# start of Recorded information

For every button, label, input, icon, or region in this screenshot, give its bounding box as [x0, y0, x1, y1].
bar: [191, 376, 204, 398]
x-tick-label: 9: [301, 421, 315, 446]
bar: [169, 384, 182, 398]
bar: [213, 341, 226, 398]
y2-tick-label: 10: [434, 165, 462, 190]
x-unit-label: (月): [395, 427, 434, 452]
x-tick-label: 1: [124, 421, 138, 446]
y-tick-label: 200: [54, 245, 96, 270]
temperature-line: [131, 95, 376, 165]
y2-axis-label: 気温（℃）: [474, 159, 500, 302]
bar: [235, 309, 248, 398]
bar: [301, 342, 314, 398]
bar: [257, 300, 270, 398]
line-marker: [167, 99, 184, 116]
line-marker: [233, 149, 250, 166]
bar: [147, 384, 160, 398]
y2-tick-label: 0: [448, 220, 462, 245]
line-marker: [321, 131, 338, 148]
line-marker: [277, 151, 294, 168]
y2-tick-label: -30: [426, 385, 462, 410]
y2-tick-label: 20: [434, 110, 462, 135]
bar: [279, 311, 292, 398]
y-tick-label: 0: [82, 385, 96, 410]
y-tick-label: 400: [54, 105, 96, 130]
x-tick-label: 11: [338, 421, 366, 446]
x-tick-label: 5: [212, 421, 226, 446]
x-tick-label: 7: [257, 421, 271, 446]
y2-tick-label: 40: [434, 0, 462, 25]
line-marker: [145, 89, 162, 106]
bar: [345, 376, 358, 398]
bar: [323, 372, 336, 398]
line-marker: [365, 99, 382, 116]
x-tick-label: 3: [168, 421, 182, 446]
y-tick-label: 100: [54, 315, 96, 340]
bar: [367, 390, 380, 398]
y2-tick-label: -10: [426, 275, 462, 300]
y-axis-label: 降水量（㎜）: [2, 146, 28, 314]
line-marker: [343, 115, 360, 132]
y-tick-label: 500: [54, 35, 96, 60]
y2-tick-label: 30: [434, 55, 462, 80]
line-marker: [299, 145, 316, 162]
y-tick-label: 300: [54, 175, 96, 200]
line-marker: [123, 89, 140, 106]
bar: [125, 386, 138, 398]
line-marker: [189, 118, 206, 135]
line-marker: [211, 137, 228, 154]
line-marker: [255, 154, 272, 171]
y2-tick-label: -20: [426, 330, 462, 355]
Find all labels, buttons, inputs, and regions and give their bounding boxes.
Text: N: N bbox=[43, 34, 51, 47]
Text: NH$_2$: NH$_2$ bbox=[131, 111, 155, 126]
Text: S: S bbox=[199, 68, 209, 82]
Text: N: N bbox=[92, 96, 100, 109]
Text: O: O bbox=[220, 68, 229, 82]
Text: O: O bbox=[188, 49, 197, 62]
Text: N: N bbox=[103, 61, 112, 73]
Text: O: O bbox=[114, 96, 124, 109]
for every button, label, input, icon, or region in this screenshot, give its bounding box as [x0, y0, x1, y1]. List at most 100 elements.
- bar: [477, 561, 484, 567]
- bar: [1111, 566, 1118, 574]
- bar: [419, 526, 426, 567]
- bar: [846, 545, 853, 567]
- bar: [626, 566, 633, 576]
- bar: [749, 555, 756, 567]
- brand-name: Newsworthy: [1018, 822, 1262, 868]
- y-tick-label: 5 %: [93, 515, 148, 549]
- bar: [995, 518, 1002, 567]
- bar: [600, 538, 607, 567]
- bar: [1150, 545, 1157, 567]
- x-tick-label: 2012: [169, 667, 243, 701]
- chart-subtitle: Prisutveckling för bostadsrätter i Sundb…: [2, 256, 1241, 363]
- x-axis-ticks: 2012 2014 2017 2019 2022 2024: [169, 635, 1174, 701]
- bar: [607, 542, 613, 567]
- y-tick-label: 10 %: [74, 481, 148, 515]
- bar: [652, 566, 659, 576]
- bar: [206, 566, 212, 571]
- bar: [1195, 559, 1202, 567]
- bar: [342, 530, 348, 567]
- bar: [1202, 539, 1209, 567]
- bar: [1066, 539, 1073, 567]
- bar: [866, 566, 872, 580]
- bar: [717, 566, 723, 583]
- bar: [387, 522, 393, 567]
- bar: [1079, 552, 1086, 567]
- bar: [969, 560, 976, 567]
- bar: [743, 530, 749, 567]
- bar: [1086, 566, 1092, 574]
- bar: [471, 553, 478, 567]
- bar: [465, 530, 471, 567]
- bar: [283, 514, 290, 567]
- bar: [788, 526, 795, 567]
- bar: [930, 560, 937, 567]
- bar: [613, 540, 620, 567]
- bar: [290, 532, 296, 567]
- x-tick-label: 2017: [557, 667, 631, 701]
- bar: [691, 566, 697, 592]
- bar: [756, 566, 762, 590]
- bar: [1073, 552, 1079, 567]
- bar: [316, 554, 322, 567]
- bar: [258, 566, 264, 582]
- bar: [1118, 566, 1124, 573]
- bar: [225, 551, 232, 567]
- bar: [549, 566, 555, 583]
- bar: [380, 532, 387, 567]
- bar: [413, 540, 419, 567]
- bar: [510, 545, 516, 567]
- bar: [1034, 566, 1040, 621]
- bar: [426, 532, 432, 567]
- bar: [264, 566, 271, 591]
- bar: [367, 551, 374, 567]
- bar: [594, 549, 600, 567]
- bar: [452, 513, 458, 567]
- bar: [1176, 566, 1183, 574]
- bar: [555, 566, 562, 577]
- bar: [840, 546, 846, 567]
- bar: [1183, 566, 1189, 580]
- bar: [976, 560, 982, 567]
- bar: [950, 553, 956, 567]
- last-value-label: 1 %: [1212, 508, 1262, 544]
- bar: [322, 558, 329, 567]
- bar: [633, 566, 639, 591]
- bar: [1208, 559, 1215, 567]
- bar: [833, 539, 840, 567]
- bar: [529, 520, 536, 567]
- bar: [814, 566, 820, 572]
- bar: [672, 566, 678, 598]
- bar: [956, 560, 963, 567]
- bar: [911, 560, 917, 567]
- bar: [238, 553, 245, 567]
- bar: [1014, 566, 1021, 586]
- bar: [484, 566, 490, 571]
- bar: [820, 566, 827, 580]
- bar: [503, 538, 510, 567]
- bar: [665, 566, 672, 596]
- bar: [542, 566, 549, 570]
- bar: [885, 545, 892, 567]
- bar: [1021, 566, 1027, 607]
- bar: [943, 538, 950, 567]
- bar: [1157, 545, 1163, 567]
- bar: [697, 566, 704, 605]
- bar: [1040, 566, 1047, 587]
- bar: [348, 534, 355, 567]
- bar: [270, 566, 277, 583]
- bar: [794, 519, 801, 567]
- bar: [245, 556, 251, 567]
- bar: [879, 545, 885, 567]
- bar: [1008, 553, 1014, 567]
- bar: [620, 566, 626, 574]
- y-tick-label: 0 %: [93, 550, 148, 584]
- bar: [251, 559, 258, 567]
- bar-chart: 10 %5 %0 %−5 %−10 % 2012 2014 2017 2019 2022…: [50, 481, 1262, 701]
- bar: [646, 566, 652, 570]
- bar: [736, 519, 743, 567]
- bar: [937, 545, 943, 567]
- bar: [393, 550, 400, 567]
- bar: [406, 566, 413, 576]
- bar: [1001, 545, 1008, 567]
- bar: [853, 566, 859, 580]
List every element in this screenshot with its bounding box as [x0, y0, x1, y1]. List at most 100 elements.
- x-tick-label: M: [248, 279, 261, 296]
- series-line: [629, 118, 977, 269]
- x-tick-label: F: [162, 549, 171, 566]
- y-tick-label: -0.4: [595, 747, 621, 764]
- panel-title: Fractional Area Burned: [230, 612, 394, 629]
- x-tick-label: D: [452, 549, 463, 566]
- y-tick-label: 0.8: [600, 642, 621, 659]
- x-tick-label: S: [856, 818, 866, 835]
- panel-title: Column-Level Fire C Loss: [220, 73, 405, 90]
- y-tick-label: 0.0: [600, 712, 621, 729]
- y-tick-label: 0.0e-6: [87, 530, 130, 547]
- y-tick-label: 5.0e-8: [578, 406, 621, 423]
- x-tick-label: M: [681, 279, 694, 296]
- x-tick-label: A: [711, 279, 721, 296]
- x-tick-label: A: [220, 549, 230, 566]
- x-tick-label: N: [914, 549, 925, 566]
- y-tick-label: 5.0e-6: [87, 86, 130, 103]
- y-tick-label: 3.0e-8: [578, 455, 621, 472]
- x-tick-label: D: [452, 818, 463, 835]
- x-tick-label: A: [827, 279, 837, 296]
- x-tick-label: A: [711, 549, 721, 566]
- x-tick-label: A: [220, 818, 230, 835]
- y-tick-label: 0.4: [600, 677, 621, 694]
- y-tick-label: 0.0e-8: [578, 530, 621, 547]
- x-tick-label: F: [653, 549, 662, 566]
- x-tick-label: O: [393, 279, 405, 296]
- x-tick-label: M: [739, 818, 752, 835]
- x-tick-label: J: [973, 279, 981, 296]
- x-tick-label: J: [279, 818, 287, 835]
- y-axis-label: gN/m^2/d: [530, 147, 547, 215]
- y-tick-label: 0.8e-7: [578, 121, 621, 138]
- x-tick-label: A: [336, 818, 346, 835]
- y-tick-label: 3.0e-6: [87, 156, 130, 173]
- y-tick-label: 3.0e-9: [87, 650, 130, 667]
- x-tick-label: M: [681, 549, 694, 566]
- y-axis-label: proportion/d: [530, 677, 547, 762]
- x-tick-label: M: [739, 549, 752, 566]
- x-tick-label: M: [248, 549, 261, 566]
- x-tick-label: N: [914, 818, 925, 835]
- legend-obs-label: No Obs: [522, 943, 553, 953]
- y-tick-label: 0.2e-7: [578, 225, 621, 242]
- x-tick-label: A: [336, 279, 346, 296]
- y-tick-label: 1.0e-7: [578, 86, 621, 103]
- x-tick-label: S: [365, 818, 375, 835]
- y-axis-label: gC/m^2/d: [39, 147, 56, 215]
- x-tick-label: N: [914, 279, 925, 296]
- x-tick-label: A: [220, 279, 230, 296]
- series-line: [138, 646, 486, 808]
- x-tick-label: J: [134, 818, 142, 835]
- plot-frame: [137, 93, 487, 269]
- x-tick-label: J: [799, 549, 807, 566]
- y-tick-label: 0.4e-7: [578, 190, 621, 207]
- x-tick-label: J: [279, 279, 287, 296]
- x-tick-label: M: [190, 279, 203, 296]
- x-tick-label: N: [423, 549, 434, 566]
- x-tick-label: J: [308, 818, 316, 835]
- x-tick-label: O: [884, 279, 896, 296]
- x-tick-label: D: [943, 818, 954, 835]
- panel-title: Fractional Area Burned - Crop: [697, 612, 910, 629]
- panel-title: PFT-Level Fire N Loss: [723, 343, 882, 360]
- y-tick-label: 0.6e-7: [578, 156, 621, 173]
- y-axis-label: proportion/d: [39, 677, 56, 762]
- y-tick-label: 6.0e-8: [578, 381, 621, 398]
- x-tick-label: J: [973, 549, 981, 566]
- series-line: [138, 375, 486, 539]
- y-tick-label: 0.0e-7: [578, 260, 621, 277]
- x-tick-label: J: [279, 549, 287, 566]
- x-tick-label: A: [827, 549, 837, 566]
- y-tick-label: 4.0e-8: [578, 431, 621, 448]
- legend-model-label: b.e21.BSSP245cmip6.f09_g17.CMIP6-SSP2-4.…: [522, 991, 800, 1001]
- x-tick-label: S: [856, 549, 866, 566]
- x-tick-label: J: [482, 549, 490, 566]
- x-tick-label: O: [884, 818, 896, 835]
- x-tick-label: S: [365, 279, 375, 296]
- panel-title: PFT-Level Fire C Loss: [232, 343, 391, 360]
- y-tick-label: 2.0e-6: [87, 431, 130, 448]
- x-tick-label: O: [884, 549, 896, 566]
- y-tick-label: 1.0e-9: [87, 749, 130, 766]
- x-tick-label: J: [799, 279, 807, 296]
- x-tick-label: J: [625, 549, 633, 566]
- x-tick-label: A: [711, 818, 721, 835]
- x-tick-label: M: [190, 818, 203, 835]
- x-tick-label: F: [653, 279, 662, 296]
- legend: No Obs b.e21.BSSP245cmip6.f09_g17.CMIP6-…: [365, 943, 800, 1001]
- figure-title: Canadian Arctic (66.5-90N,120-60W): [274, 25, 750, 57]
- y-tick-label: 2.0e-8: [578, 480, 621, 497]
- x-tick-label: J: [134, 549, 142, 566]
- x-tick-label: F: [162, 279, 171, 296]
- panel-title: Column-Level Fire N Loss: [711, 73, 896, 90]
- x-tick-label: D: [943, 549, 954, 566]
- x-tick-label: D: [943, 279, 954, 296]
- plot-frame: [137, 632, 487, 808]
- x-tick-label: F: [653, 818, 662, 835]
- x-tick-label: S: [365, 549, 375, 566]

# end of Recorded information

(What to do):
Copy the lines of the items exactly, from the very first line through the line that contains "temperature-line: [131, 95, 376, 165]", including both of those lines.

(Written answer):
For every button, label, input, icon, or region in this screenshot, give its bounding box as [x0, y0, x1, y1].
bar: [191, 376, 204, 398]
x-tick-label: 9: [301, 421, 315, 446]
bar: [169, 384, 182, 398]
bar: [213, 341, 226, 398]
y2-tick-label: 10: [434, 165, 462, 190]
x-unit-label: (月): [395, 427, 434, 452]
x-tick-label: 1: [124, 421, 138, 446]
y-tick-label: 200: [54, 245, 96, 270]
temperature-line: [131, 95, 376, 165]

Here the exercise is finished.